## What is expected
In the data, extract each line that holds the string "ylabel".

## Data supplied

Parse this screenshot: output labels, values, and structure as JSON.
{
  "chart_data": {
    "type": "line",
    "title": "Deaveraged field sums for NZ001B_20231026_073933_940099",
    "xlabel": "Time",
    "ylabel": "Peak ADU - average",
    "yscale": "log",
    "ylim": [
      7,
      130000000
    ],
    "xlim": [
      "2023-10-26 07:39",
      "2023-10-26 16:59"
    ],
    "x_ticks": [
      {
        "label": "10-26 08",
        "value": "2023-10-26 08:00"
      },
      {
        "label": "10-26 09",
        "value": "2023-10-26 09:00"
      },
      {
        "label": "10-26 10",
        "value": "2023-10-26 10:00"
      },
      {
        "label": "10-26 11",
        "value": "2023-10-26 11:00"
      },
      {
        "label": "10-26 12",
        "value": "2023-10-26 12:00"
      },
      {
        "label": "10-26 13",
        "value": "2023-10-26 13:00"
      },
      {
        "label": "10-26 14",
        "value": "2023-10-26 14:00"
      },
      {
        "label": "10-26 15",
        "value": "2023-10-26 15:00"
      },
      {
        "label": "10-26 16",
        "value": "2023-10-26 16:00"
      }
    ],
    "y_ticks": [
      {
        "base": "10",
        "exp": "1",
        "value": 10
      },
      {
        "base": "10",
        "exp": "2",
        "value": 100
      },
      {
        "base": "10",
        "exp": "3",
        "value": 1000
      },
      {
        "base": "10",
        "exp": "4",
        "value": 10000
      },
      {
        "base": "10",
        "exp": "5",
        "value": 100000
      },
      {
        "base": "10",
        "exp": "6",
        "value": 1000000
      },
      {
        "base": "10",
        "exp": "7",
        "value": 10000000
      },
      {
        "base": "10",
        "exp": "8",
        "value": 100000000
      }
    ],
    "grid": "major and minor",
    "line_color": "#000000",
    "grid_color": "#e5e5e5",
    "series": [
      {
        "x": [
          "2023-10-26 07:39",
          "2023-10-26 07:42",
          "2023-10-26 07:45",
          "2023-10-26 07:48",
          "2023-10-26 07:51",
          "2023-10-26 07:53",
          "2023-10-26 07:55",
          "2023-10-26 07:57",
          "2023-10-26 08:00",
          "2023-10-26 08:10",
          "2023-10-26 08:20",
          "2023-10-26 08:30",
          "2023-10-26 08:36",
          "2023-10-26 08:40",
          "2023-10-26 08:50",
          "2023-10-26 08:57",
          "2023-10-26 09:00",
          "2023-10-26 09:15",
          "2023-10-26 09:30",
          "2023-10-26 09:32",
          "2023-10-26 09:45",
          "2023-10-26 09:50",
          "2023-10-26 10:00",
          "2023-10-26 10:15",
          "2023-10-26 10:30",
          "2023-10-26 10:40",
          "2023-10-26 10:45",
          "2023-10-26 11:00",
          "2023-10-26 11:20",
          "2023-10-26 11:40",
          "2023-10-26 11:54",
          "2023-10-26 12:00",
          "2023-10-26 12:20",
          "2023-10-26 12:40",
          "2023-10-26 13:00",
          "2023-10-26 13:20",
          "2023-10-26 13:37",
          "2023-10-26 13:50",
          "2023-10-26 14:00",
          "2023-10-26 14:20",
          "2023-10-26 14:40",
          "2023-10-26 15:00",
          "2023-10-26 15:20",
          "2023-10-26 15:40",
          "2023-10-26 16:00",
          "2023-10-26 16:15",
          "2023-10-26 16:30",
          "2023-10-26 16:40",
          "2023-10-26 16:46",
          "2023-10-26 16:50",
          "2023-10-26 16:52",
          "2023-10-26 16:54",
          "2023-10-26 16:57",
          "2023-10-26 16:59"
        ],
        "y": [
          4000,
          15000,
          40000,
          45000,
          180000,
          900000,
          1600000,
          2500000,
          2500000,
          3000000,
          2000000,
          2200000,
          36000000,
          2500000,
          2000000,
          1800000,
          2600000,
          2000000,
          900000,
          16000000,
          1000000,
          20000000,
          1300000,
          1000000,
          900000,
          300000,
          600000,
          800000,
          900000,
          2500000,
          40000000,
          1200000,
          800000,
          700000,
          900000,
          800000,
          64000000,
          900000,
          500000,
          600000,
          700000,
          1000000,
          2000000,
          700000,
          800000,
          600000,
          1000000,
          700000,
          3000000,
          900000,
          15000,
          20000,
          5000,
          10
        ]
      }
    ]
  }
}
---
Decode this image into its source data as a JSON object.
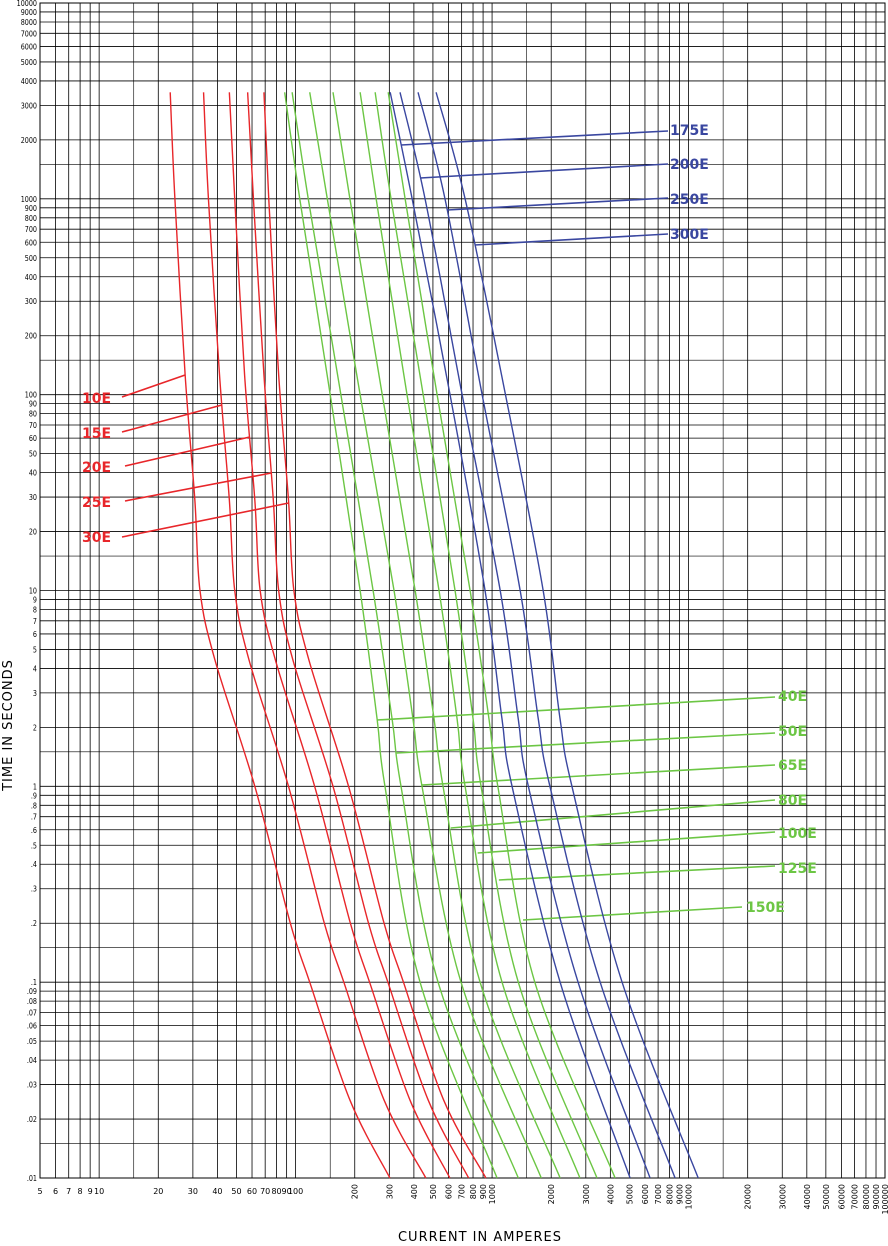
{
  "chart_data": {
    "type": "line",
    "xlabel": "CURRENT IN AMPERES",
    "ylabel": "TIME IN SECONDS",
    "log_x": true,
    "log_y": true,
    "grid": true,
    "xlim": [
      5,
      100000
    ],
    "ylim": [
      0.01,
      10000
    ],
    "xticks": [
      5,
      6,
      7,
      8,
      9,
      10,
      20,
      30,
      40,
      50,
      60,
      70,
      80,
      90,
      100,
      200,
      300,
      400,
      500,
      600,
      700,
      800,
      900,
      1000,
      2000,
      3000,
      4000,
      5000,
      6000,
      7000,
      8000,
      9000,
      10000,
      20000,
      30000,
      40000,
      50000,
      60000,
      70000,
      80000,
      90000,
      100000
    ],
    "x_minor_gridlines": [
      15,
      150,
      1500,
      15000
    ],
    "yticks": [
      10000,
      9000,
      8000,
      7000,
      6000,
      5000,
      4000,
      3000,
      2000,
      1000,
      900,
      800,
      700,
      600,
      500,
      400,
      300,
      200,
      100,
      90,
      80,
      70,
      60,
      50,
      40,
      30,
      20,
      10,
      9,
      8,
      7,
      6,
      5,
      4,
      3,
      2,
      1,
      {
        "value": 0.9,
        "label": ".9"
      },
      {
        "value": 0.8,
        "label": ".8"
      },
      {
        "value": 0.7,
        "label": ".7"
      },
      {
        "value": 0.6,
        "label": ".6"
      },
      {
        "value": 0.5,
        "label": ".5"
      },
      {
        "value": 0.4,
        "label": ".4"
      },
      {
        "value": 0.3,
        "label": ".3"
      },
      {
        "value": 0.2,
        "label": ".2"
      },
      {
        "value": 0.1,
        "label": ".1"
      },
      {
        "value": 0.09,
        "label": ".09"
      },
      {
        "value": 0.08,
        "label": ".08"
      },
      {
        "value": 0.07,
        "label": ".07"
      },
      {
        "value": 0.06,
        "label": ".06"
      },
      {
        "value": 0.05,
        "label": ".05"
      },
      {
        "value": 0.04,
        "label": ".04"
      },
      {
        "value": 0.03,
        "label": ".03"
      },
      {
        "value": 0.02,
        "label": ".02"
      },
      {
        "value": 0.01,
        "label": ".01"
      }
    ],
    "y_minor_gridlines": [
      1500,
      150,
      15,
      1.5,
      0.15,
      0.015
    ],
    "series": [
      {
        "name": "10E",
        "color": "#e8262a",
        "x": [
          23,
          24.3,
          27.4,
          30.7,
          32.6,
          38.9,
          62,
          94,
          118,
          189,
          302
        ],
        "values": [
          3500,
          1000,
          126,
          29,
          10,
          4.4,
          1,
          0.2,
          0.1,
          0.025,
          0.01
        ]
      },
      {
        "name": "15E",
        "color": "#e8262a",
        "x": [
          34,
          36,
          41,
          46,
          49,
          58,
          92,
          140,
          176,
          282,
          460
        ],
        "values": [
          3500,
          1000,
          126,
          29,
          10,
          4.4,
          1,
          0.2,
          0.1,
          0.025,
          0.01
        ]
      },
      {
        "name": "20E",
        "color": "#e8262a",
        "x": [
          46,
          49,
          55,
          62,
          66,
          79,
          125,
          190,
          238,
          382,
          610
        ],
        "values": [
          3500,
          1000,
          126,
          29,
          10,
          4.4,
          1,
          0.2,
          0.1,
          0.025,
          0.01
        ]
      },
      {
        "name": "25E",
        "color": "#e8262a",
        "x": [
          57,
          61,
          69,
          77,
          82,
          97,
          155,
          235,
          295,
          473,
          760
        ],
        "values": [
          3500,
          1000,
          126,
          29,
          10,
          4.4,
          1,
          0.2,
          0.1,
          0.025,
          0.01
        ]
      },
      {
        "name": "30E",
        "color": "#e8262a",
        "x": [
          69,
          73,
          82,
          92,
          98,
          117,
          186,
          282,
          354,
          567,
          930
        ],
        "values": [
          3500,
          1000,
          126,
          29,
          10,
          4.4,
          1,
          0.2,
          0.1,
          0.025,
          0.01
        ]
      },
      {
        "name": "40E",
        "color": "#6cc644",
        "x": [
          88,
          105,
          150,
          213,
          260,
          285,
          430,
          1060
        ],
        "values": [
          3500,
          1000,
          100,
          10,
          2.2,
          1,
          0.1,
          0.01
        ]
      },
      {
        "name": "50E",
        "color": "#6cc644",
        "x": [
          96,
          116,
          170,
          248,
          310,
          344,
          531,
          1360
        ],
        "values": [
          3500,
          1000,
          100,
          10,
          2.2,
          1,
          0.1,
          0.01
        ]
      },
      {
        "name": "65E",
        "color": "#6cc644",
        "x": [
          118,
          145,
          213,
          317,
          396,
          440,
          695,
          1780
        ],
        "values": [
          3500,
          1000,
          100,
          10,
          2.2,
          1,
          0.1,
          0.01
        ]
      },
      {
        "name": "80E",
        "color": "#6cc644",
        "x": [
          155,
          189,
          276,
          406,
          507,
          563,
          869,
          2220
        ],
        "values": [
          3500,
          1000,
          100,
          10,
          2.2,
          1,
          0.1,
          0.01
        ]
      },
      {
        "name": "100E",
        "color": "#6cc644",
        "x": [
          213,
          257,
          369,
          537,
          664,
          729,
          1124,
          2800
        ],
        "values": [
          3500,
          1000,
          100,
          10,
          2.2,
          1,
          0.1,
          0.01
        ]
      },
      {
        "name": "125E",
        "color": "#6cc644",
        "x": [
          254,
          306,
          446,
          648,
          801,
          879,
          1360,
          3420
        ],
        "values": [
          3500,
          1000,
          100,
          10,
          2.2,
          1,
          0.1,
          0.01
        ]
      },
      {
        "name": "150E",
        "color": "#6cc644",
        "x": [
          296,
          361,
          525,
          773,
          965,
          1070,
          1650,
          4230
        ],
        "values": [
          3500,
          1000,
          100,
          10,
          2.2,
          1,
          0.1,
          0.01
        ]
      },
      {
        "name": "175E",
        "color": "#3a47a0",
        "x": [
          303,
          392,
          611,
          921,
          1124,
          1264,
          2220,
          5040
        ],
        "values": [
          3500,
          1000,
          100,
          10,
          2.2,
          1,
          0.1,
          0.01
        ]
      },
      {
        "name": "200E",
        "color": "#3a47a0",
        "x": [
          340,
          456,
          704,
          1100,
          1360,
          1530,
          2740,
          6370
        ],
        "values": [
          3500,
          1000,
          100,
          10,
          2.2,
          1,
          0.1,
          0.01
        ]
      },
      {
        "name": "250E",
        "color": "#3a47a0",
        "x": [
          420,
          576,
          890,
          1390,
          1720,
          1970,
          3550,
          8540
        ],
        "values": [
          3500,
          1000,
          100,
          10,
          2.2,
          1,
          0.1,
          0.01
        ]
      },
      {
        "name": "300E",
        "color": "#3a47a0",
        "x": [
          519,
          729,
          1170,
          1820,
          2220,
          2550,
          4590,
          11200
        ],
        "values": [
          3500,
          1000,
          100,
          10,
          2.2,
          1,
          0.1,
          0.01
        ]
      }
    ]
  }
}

## Result below
    "ylabel": "Peak ADU - average",
    "ylabel": "TIME IN SECONDS",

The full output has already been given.